• **Objective**: Copy out each line that mentions the word "reply".

• **Material for this exercise**:
>> start
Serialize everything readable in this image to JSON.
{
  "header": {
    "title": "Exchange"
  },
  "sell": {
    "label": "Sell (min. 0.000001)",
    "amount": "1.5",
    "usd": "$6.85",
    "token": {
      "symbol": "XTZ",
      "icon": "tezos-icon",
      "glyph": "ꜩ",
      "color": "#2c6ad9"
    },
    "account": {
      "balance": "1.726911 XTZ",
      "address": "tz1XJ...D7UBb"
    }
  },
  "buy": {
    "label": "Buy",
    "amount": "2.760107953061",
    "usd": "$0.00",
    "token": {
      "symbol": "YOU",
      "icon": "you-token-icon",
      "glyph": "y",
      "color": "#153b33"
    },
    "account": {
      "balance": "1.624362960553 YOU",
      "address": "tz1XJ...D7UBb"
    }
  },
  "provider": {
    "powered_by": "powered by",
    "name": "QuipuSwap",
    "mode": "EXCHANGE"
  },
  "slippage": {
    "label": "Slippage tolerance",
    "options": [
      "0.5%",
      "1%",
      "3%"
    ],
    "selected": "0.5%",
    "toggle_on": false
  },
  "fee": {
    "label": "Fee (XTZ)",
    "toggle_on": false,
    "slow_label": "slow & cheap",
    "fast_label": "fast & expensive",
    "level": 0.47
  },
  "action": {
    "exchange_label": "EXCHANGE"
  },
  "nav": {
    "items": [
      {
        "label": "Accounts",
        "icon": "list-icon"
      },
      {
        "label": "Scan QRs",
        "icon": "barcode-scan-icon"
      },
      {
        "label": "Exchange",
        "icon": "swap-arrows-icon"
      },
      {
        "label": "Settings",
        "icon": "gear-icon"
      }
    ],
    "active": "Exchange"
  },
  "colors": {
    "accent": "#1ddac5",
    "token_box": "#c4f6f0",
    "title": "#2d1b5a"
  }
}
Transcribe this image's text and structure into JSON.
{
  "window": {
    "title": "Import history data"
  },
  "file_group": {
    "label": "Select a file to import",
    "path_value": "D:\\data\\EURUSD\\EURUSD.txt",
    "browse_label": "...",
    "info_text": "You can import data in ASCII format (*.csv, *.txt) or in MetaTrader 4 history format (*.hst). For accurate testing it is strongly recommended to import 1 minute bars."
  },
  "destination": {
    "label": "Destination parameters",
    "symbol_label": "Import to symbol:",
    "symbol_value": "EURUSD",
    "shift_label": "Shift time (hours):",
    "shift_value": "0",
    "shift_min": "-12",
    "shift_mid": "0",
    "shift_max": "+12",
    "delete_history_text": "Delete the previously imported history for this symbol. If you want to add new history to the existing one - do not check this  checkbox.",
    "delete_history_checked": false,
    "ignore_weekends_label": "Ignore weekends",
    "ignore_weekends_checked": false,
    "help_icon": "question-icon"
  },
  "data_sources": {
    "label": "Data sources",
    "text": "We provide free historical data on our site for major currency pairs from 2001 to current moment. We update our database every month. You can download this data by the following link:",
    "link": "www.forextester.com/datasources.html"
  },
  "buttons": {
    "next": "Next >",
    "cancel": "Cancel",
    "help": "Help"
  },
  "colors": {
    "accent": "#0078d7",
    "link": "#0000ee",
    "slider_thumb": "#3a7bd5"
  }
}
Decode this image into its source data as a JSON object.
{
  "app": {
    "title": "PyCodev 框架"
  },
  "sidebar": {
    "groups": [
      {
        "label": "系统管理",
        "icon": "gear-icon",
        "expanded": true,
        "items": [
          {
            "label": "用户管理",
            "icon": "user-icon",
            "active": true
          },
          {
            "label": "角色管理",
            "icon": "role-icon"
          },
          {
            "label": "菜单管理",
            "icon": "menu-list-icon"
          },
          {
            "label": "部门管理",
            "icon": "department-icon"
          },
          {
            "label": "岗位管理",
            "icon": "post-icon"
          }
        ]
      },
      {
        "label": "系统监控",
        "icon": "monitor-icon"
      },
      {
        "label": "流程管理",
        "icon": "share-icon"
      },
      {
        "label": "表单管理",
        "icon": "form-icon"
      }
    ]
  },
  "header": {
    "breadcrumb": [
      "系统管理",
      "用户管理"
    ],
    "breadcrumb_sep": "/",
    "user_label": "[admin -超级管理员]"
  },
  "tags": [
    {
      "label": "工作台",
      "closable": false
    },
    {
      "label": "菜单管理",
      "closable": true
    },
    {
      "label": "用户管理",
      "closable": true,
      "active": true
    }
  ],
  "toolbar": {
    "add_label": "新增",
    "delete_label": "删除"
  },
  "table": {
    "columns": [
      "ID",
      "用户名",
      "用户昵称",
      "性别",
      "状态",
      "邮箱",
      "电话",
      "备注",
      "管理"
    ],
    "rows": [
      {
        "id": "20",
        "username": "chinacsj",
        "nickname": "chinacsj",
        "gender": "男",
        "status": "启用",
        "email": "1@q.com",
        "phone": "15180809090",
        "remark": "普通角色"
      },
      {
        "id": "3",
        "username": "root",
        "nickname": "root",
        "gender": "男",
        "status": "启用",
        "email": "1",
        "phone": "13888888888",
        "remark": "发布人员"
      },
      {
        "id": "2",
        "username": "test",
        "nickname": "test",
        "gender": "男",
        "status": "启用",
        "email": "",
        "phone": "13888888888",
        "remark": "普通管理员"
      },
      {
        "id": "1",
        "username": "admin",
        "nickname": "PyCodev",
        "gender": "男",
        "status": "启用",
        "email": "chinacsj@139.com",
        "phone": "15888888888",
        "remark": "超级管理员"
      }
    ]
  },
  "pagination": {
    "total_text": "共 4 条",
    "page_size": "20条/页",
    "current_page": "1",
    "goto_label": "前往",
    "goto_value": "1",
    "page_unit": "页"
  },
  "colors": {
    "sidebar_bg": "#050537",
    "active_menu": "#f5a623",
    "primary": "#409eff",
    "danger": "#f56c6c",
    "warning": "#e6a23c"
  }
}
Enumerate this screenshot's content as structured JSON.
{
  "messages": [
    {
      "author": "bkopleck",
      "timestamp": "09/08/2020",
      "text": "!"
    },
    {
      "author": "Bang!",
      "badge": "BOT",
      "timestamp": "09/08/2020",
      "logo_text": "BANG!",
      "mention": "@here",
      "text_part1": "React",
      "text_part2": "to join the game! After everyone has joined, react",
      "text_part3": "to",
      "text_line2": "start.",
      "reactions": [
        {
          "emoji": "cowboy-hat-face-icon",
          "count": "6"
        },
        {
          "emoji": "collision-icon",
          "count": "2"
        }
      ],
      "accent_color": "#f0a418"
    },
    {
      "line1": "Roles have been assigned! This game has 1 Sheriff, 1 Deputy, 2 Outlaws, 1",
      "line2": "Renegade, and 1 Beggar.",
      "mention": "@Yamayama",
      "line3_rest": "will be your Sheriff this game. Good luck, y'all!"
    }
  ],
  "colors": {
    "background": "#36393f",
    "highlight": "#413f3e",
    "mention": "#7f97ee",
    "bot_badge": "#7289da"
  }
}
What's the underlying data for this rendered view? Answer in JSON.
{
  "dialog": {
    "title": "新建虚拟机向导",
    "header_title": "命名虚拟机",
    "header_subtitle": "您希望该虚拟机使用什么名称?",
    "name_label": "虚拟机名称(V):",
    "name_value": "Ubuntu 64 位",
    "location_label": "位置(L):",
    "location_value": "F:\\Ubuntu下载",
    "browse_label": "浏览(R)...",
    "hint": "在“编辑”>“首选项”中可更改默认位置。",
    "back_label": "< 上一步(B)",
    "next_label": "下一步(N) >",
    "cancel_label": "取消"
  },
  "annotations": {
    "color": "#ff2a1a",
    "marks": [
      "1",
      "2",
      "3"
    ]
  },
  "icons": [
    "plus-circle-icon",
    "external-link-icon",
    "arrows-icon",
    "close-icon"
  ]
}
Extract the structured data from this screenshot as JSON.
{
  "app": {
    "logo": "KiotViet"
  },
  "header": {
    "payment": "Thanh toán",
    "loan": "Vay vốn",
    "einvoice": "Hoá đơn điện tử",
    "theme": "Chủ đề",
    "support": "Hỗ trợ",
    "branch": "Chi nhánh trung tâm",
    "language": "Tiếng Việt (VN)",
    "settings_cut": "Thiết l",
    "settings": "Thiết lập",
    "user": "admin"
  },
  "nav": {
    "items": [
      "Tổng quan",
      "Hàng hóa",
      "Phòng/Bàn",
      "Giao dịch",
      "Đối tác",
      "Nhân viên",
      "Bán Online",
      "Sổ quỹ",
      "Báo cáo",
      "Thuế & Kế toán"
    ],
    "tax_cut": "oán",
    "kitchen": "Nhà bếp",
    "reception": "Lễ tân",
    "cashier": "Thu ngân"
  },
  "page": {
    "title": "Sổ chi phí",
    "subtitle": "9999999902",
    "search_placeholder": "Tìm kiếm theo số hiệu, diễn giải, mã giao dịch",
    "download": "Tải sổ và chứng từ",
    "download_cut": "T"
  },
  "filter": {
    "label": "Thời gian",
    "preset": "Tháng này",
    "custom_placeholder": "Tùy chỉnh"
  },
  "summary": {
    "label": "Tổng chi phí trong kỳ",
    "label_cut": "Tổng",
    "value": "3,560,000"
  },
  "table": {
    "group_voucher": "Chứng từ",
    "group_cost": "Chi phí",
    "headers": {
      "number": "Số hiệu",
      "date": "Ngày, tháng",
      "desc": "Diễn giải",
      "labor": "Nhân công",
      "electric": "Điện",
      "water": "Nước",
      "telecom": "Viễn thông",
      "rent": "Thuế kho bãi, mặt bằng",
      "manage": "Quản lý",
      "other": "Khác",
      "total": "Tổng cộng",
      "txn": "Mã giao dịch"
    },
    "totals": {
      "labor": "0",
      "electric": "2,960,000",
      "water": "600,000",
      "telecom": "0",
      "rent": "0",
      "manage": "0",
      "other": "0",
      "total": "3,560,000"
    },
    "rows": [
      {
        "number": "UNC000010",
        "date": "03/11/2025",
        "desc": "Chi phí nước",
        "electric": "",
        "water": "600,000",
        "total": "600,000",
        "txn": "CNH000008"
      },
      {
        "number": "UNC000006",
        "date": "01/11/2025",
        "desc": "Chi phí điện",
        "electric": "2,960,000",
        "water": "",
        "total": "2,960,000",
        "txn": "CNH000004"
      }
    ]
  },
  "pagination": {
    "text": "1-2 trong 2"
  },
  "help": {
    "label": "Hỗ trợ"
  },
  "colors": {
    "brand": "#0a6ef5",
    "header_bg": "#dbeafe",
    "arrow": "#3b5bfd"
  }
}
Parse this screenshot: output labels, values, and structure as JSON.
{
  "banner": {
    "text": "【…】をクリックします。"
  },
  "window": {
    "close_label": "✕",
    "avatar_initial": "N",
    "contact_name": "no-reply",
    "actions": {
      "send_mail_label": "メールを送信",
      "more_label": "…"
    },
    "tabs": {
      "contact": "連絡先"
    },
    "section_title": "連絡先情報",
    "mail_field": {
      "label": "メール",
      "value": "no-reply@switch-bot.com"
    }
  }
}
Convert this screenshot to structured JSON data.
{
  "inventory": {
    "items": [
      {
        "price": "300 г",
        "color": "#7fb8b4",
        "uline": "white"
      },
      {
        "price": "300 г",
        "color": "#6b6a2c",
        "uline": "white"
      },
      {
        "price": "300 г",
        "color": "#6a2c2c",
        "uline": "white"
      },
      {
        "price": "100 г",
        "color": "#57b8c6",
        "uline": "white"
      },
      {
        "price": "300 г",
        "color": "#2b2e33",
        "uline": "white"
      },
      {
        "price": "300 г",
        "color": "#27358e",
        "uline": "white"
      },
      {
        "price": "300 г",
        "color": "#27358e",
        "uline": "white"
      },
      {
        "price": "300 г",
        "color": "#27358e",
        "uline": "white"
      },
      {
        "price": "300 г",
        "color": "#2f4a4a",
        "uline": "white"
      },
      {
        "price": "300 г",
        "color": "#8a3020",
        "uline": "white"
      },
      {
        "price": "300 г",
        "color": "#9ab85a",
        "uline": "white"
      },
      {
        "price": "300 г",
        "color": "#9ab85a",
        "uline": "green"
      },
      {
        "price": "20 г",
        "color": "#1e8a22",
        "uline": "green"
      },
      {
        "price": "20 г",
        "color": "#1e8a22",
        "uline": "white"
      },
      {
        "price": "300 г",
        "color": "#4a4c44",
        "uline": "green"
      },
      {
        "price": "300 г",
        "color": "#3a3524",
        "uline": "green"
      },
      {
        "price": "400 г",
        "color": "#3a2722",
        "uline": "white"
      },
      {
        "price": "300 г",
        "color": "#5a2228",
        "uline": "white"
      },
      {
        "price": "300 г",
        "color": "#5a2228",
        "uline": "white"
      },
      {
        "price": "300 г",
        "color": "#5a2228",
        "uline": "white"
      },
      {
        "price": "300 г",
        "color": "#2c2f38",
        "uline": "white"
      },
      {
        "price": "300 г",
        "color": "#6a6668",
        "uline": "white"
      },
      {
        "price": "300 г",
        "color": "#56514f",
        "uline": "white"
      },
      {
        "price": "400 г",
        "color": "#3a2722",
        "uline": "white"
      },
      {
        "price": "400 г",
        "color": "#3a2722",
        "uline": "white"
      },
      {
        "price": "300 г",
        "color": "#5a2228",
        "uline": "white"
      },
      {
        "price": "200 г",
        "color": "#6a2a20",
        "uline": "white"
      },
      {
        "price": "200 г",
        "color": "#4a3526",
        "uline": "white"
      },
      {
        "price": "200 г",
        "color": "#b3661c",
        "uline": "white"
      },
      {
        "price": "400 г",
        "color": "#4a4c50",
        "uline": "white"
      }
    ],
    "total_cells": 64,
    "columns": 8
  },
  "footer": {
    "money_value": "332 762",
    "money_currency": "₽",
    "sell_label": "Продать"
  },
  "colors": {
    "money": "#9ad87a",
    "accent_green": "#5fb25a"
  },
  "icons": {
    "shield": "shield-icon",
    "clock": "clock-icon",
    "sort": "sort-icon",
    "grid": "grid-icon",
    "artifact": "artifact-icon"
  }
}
>> end
• **Response below**:
    "contact_name": "no-reply",
      "value": "no-reply@switch-bot.com"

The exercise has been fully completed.